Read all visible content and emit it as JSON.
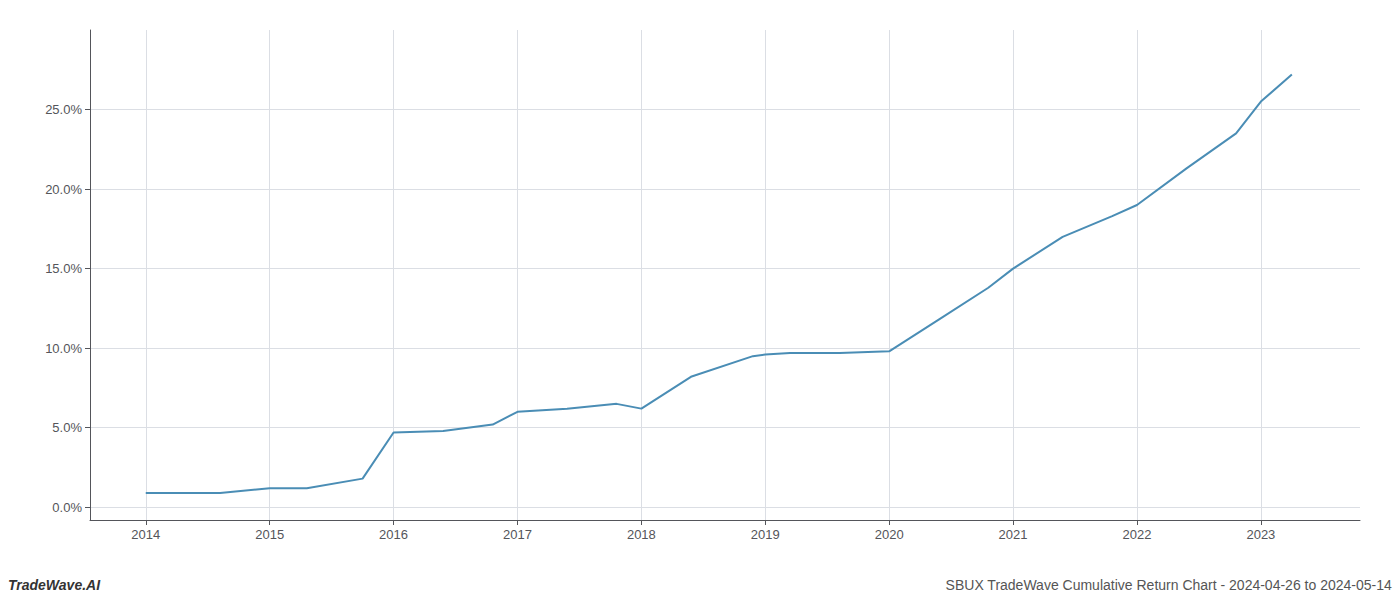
{
  "chart_data": {
    "type": "line",
    "annotations": [
      "TradeWave.AI",
      "SBUX TradeWave Cumulative Return Chart - 2024-04-26 to 2024-05-14"
    ],
    "x": [
      2014.0,
      2014.25,
      2014.6,
      2015.0,
      2015.3,
      2015.75,
      2016.0,
      2016.4,
      2016.8,
      2017.0,
      2017.4,
      2017.8,
      2018.0,
      2018.4,
      2018.9,
      2019.0,
      2019.2,
      2019.6,
      2020.0,
      2020.4,
      2020.8,
      2021.0,
      2021.4,
      2021.8,
      2022.0,
      2022.4,
      2022.8,
      2023.0,
      2023.25
    ],
    "values": [
      0.009,
      0.009,
      0.009,
      0.012,
      0.012,
      0.018,
      0.047,
      0.048,
      0.052,
      0.06,
      0.062,
      0.065,
      0.062,
      0.082,
      0.095,
      0.096,
      0.097,
      0.097,
      0.098,
      0.118,
      0.138,
      0.15,
      0.17,
      0.183,
      0.19,
      0.213,
      0.235,
      0.255,
      0.272
    ],
    "color": "#4a8db5",
    "xlim": [
      2013.55,
      2023.8
    ],
    "xticks": [
      2014,
      2015,
      2016,
      2017,
      2018,
      2019,
      2020,
      2021,
      2022,
      2023
    ],
    "ylim": [
      -0.008,
      0.3
    ],
    "yticks": [
      {
        "value": 0.0,
        "label": "0.0%"
      },
      {
        "value": 0.05,
        "label": "5.0%"
      },
      {
        "value": 0.1,
        "label": "10.0%"
      },
      {
        "value": 0.15,
        "label": "15.0%"
      },
      {
        "value": 0.2,
        "label": "20.0%"
      },
      {
        "value": 0.25,
        "label": "25.0%"
      }
    ],
    "grid": true
  }
}
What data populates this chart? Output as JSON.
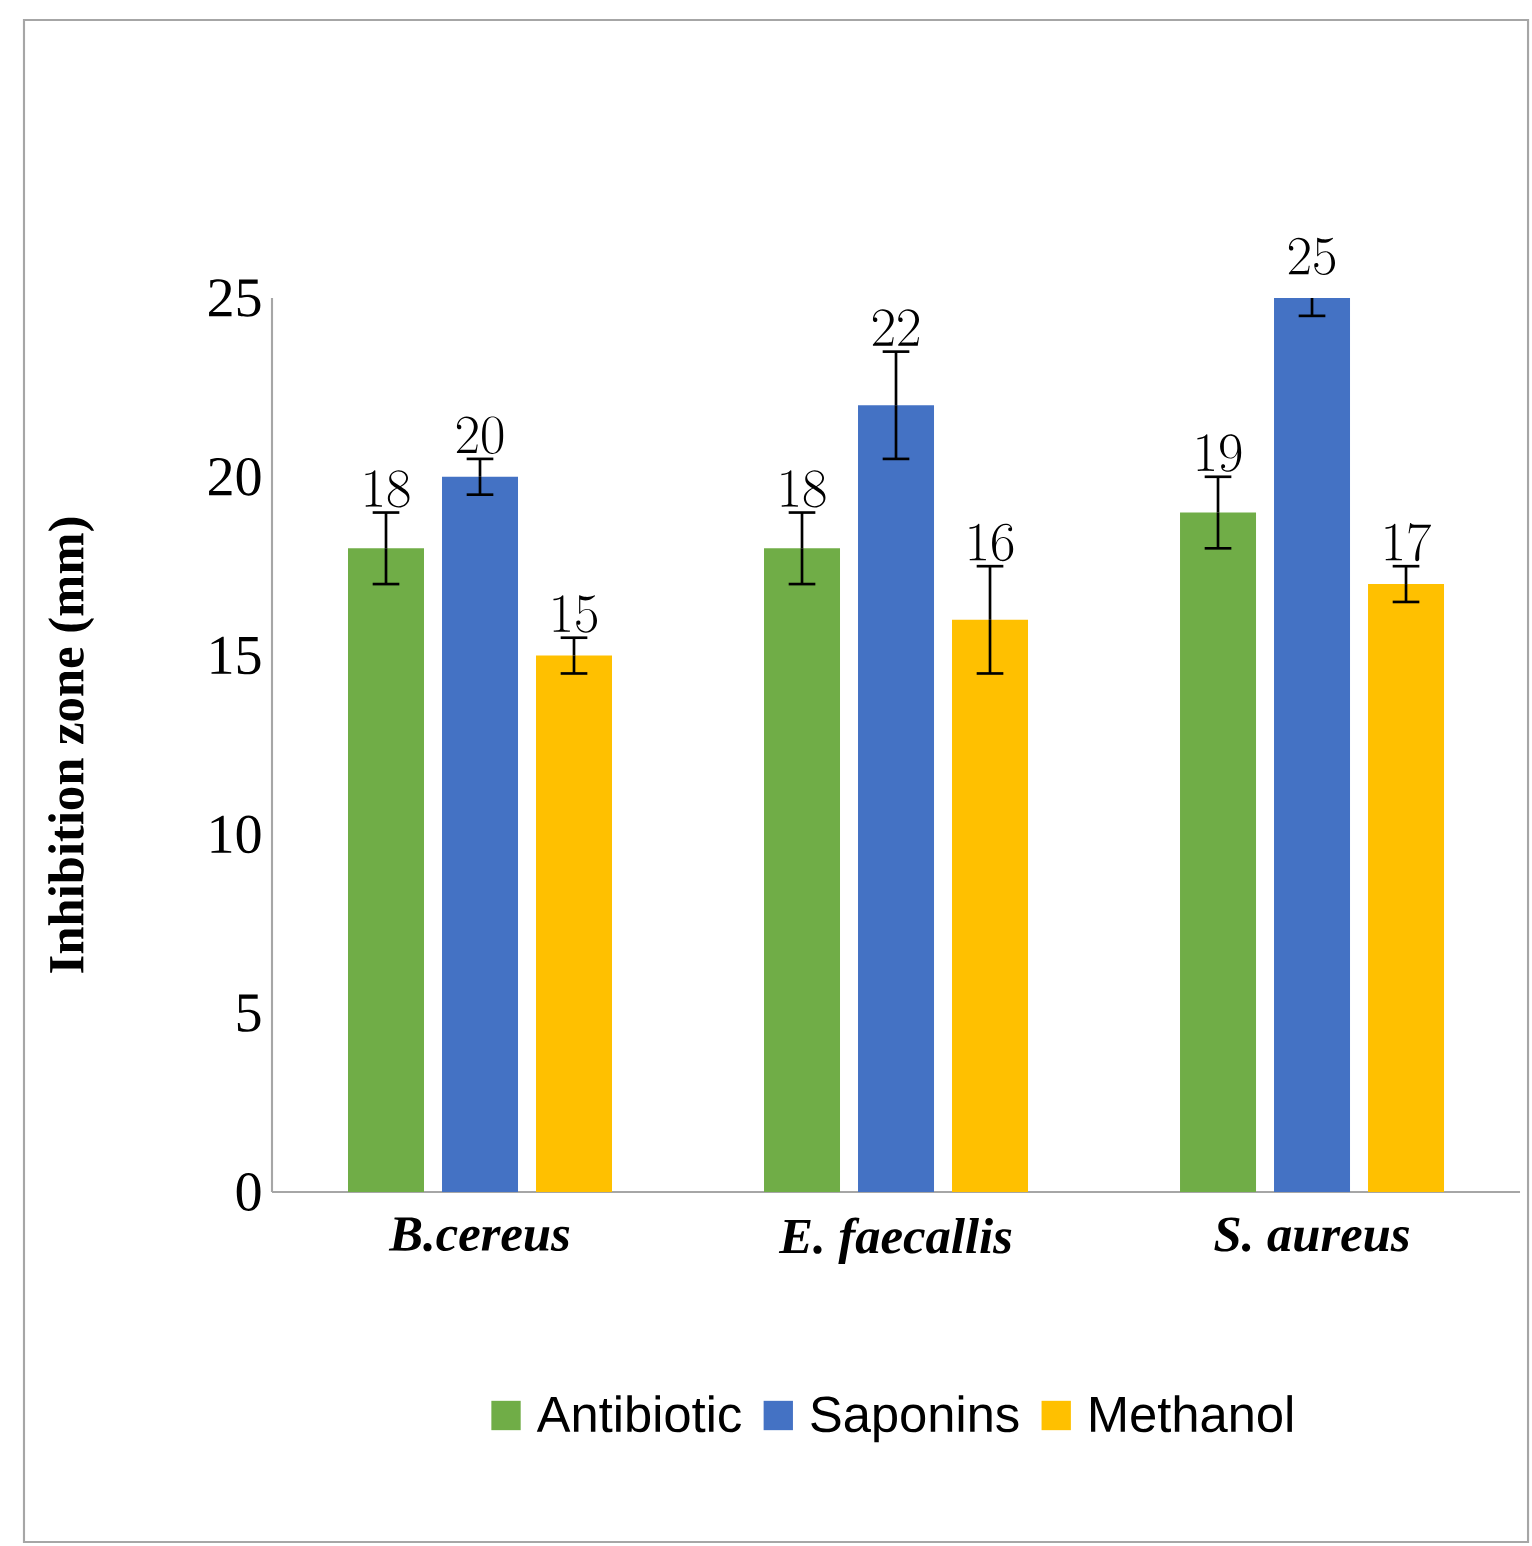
{
  "chart_data": {
    "type": "bar",
    "ylabel": "Inhibition zone (mm)",
    "categories": [
      "B.cereus",
      "E. faecallis",
      "S. aureus"
    ],
    "series": [
      {
        "name": "Antibiotic",
        "color": "#70ad47",
        "values": [
          18,
          18,
          19
        ],
        "errors": [
          1,
          1,
          1
        ]
      },
      {
        "name": "Saponins",
        "color": "#4472c4",
        "values": [
          20,
          22,
          25
        ],
        "errors": [
          0.5,
          1.5,
          0.5
        ]
      },
      {
        "name": "Methanol",
        "color": "#ffc000",
        "values": [
          15,
          16,
          17
        ],
        "errors": [
          0.5,
          1.5,
          0.5
        ]
      }
    ],
    "ylim": [
      0,
      25
    ],
    "yticks": [
      0,
      5,
      10,
      15,
      20,
      25
    ],
    "data_labels": true,
    "legend": "bottom"
  }
}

- _Exercise description_: Retype every record above exactly as written, but leave out the pictures.

- _Written solution_:
Read all visible content and emit it as JSON.
{
  "chart_data": {
    "type": "line",
    "annotations": [
      "TradeWave.AI",
      "SBUX TradeWave Cumulative Return Chart - 2024-04-26 to 2024-05-14"
    ],
    "x": [
      2014.0,
      2014.25,
      2014.6,
      2015.0,
      2015.3,
      2015.75,
      2016.0,
      2016.4,
      2016.8,
      2017.0,
      2017.4,
      2017.8,
      2018.0,
      2018.4,
      2018.9,
      2019.0,
      2019.2,
      2019.6,
      2020.0,
      2020.4,
      2020.8,
      2021.0,
      2021.4,
      2021.8,
      2022.0,
      2022.4,
      2022.8,
      2023.0,
      2023.25
    ],
    "values": [
      0.009,
      0.009,
      0.009,
      0.012,
      0.012,
      0.018,
      0.047,
      0.048,
      0.052,
      0.06,
      0.062,
      0.065,
      0.062,
      0.082,
      0.095,
      0.096,
      0.097,
      0.097,
      0.098,
      0.118,
      0.138,
      0.15,
      0.17,
      0.183,
      0.19,
      0.213,
      0.235,
      0.255,
      0.272
    ],
    "color": "#4a8db5",
    "xlim": [
      2013.55,
      2023.8
    ],
    "xticks": [
      2014,
      2015,
      2016,
      2017,
      2018,
      2019,
      2020,
      2021,
      2022,
      2023
    ],
    "ylim": [
      -0.008,
      0.3
    ],
    "yticks": [
      {
        "value": 0.0,
        "label": "0.0%"
      },
      {
        "value": 0.05,
        "label": "5.0%"
      },
      {
        "value": 0.1,
        "label": "10.0%"
      },
      {
        "value": 0.15,
        "label": "15.0%"
      },
      {
        "value": 0.2,
        "label": "20.0%"
      },
      {
        "value": 0.25,
        "label": "25.0%"
      }
    ],
    "grid": true
  }
}
What data populates this chart? Output as JSON.
{
  "chart_data": {
    "type": "bar",
    "ylabel": "Inhibition zone (mm)",
    "categories": [
      "B.cereus",
      "E. faecallis",
      "S. aureus"
    ],
    "series": [
      {
        "name": "Antibiotic",
        "color": "#70ad47",
        "values": [
          18,
          18,
          19
        ],
        "errors": [
          1,
          1,
          1
        ]
      },
      {
        "name": "Saponins",
        "color": "#4472c4",
        "values": [
          20,
          22,
          25
        ],
        "errors": [
          0.5,
          1.5,
          0.5
        ]
      },
      {
        "name": "Methanol",
        "color": "#ffc000",
        "values": [
          15,
          16,
          17
        ],
        "errors": [
          0.5,
          1.5,
          0.5
        ]
      }
    ],
    "ylim": [
      0,
      25
    ],
    "yticks": [
      0,
      5,
      10,
      15,
      20,
      25
    ],
    "data_labels": true,
    "legend": "bottom"
  }
}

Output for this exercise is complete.